Work instructions
Output all records precisely as written.

--- Task inputs ---

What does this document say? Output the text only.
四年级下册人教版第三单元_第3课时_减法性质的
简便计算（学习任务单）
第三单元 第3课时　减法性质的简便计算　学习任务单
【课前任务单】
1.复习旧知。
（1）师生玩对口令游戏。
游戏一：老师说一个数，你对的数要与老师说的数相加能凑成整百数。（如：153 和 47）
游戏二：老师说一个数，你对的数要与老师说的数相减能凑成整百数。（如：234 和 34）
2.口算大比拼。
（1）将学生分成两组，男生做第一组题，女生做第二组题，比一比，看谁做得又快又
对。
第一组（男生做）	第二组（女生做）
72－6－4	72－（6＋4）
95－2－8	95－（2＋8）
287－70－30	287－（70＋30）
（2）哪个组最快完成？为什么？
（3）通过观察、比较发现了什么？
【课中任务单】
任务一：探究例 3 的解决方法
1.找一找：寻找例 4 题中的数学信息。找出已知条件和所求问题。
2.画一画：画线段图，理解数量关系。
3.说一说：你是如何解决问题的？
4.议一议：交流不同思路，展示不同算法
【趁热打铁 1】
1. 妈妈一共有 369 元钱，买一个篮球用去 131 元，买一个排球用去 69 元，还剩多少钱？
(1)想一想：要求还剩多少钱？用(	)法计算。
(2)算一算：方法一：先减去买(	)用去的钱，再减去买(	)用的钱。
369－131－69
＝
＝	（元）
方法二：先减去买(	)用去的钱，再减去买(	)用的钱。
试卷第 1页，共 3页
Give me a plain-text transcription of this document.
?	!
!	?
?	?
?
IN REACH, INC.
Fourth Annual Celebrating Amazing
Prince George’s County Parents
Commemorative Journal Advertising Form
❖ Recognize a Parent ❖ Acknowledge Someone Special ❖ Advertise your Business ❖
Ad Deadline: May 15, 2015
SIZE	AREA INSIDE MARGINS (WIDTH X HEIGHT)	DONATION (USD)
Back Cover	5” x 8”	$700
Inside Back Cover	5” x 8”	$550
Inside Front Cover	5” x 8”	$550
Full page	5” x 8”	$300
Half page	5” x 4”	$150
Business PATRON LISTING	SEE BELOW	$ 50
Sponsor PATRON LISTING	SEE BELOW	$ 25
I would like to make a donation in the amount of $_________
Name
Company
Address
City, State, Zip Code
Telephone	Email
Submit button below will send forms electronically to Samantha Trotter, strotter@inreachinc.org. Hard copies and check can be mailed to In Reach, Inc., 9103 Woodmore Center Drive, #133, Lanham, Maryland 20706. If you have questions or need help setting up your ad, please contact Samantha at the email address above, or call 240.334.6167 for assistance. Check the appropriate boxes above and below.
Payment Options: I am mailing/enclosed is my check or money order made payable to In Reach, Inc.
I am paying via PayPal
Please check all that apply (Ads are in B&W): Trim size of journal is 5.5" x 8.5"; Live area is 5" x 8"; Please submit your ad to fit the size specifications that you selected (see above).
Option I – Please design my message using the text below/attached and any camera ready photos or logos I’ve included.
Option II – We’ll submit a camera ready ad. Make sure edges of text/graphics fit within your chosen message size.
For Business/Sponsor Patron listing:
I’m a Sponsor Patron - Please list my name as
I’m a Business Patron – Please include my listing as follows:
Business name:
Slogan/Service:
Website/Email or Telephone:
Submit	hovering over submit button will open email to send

---

Exercise answer
What does this document say? Output the text only.
四年级下册人教版第三单元_第3课时_减法性质的
简便计算（学习任务单）
第三单元 第3课时　减法性质的简便计算　学习任务单
【课前任务单】
1.复习旧知。
（1）师生玩对口令游戏。
游戏一：老师说一个数，你对的数要与老师说的数相加能凑成整百数。（如：153 和 47）
游戏二：老师说一个数，你对的数要与老师说的数相减能凑成整百数。（如：234 和 34）
2.口算大比拼。
（1）将学生分成两组，男生做第一组题，女生做第二组题，比一比，看谁做得又快又
对。
第一组（男生做）	第二组（女生做）
72－6－4	72－（6＋4）
95－2－8	95－（2＋8）
287－70－30	287－（70＋30）
（2）哪个组最快完成？为什么？
（3）通过观察、比较发现了什么？
【课中任务单】
任务一：探究例 3 的解决方法
1.找一找：寻找例 4 题中的数学信息。找出已知条件和所求问题。
2.画一画：画线段图，理解数量关系。
3.说一说：你是如何解决问题的？
4.议一议：交流不同思路，展示不同算法
【趁热打铁 1】
1. 妈妈一共有 369 元钱，买一个篮球用去 131 元，买一个排球用去 69 元，还剩多少钱？
(1)想一想：要求还剩多少钱？用(	)法计算。
(2)算一算：方法一：先减去买(	)用去的钱，再减去买(	)用的钱。
369－131－69
＝
＝	（元）
方法二：先减去买(	)用去的钱，再减去买(	)用的钱。
试卷第 1页，共 3页
Give me a plain-text transcription of this document.
?	!
!	?
?	?
?
IN REACH, INC.
Fourth Annual Celebrating Amazing
Prince George’s County Parents
Commemorative Journal Advertising Form
❖ Recognize a Parent ❖ Acknowledge Someone Special ❖ Advertise your Business ❖
Ad Deadline: May 15, 2015
SIZE	AREA INSIDE MARGINS (WIDTH X HEIGHT)	DONATION (USD)
Back Cover	5” x 8”	$700
Inside Back Cover	5” x 8”	$550
Inside Front Cover	5” x 8”	$550
Full page	5” x 8”	$300
Half page	5” x 4”	$150
Business PATRON LISTING	SEE BELOW	$ 50
Sponsor PATRON LISTING	SEE BELOW	$ 25
I would like to make a donation in the amount of $_________
Name
Company
Address
City, State, Zip Code
Telephone	Email
Submit button below will send forms electronically to Samantha Trotter, strotter@inreachinc.org. Hard copies and check can be mailed to In Reach, Inc., 9103 Woodmore Center Drive, #133, Lanham, Maryland 20706. If you have questions or need help setting up your ad, please contact Samantha at the email address above, or call 240.334.6167 for assistance. Check the appropriate boxes above and below.
Payment Options: I am mailing/enclosed is my check or money order made payable to In Reach, Inc.
I am paying via PayPal
Please check all that apply (Ads are in B&W): Trim size of journal is 5.5" x 8.5"; Live area is 5" x 8"; Please submit your ad to fit the size specifications that you selected (see above).
Option I – Please design my message using the text below/attached and any camera ready photos or logos I’ve included.
Option II – We’ll submit a camera ready ad. Make sure edges of text/graphics fit within your chosen message size.
For Business/Sponsor Patron listing:
I’m a Sponsor Patron - Please list my name as
I’m a Business Patron – Please include my listing as follows:
Business name:
Slogan/Service:
Website/Email or Telephone:
Submit	hovering over submit button will open email to send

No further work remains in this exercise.